■ The exercise
Each entry needs to be restated exactly as written.

■ Exercise data

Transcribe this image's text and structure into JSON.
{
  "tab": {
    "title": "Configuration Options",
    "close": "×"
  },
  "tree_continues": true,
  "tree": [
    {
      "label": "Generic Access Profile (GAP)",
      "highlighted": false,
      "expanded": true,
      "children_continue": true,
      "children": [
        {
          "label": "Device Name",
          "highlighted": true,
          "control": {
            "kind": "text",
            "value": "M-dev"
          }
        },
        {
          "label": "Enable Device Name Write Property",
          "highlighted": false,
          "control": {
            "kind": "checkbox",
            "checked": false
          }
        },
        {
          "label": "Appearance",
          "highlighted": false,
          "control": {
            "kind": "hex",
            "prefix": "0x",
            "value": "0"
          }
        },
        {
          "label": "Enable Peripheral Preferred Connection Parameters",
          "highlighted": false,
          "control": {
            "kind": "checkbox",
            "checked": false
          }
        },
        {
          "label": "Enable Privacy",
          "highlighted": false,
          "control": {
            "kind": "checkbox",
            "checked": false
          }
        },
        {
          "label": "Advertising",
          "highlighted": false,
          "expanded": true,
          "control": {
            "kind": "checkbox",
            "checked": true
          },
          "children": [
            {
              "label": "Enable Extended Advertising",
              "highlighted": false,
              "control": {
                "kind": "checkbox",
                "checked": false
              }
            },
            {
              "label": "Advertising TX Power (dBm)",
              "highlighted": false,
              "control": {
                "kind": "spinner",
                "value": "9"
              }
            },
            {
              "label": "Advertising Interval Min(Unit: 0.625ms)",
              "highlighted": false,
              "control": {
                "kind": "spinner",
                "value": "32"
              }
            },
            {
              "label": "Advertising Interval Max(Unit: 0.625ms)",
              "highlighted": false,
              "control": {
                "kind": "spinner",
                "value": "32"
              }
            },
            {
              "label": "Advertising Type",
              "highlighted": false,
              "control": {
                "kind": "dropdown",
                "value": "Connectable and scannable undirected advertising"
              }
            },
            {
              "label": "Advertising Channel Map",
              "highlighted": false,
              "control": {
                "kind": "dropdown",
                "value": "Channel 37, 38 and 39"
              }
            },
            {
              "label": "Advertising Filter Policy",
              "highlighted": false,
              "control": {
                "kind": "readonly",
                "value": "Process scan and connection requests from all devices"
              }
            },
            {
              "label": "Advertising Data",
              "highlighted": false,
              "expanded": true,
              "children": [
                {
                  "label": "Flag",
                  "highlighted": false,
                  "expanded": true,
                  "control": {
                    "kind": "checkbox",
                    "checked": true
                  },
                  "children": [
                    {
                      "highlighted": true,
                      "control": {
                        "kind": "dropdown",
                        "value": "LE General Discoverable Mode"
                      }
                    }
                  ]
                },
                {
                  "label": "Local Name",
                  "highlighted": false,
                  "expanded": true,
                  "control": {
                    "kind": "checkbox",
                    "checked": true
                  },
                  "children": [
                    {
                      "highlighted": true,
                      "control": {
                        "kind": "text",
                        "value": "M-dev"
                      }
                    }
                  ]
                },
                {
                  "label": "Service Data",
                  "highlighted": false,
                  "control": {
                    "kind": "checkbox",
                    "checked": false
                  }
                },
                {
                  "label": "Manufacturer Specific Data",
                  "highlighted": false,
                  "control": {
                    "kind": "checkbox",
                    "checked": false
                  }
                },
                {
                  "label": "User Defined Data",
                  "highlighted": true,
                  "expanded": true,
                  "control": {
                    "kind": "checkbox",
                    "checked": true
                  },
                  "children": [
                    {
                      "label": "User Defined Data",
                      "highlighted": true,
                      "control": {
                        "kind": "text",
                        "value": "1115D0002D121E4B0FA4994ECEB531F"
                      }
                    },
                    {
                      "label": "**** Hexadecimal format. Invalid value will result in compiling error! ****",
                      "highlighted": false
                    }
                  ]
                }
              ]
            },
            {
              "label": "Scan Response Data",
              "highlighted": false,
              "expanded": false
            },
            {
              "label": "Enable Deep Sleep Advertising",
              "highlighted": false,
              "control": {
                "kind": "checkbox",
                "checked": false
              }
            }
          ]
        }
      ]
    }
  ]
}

■ Completed exercise
Transcribe this image's text and structure into JSON.
{
  "tab": {
    "title": "Configuration Options",
    "close": "×"
  },
  "tree_continues": true,
  "tree": [
    {
      "label": "Generic Access Profile (GAP)",
      "highlighted": false,
      "expanded": true,
      "children_continue": true,
      "children": [
        {
          "label": "Device Name",
          "highlighted": true,
          "control": {
            "kind": "text",
            "value": "M-dev"
          }
        },
        {
          "label": "Enable Device Name Write Property",
          "highlighted": false,
          "control": {
            "kind": "checkbox",
            "checked": false
          }
        },
        {
          "label": "Appearance",
          "highlighted": false,
          "control": {
            "kind": "hex",
            "prefix": "0x",
            "value": "0"
          }
        },
        {
          "label": "Enable Peripheral Preferred Connection Parameters",
          "highlighted": false,
          "control": {
            "kind": "checkbox",
            "checked": false
          }
        },
        {
          "label": "Enable Privacy",
          "highlighted": false,
          "control": {
            "kind": "checkbox",
            "checked": false
          }
        },
        {
          "label": "Advertising",
          "highlighted": false,
          "expanded": true,
          "control": {
            "kind": "checkbox",
            "checked": true
          },
          "children": [
            {
              "label": "Enable Extended Advertising",
              "highlighted": false,
              "control": {
                "kind": "checkbox",
                "checked": false
              }
            },
            {
              "label": "Advertising TX Power (dBm)",
              "highlighted": false,
              "control": {
                "kind": "spinner",
                "value": "9"
              }
            },
            {
              "label": "Advertising Interval Min(Unit: 0.625ms)",
              "highlighted": false,
              "control": {
                "kind": "spinner",
                "value": "32"
              }
            },
            {
              "label": "Advertising Interval Max(Unit: 0.625ms)",
              "highlighted": false,
              "control": {
                "kind": "spinner",
                "value": "32"
              }
            },
            {
              "label": "Advertising Type",
              "highlighted": false,
              "control": {
                "kind": "dropdown",
                "value": "Connectable and scannable undirected advertising"
              }
            },
            {
              "label": "Advertising Channel Map",
              "highlighted": false,
              "control": {
                "kind": "dropdown",
                "value": "Channel 37, 38 and 39"
              }
            },
            {
              "label": "Advertising Filter Policy",
              "highlighted": false,
              "control": {
                "kind": "readonly",
                "value": "Process scan and connection requests from all devices"
              }
            },
            {
              "label": "Advertising Data",
              "highlighted": false,
              "expanded": true,
              "children": [
                {
                  "label": "Flag",
                  "highlighted": false,
                  "expanded": true,
                  "control": {
                    "kind": "checkbox",
                    "checked": true
                  },
                  "children": [
                    {
                      "highlighted": true,
                      "control": {
                        "kind": "dropdown",
                        "value": "LE General Discoverable Mode"
                      }
                    }
                  ]
                },
                {
                  "label": "Local Name",
                  "highlighted": false,
                  "expanded": true,
                  "control": {
                    "kind": "checkbox",
                    "checked": true
                  },
                  "children": [
                    {
                      "highlighted": true,
                      "control": {
                        "kind": "text",
                        "value": "M-dev"
                      }
                    }
                  ]
                },
                {
                  "label": "Service Data",
                  "highlighted": false,
                  "control": {
                    "kind": "checkbox",
                    "checked": false
                  }
                },
                {
                  "label": "Manufacturer Specific Data",
                  "highlighted": false,
                  "control": {
                    "kind": "checkbox",
                    "checked": false
                  }
                },
                {
                  "label": "User Defined Data",
                  "highlighted": true,
                  "expanded": true,
                  "control": {
                    "kind": "checkbox",
                    "checked": true
                  },
                  "children": [
                    {
                      "label": "User Defined Data",
                      "highlighted": true,
                      "control": {
                        "kind": "text",
                        "value": "1115D0002D121E4B0FA4994ECEB531F"
                      }
                    },
                    {
                      "label": "**** Hexadecimal format. Invalid value will result in compiling error! ****",
                      "highlighted": false
                    }
                  ]
                }
              ]
            },
            {
              "label": "Scan Response Data",
              "highlighted": false,
              "expanded": false
            },
            {
              "label": "Enable Deep Sleep Advertising",
              "highlighted": false,
              "control": {
                "kind": "checkbox",
                "checked": false
              }
            }
          ]
        }
      ]
    }
  ]
}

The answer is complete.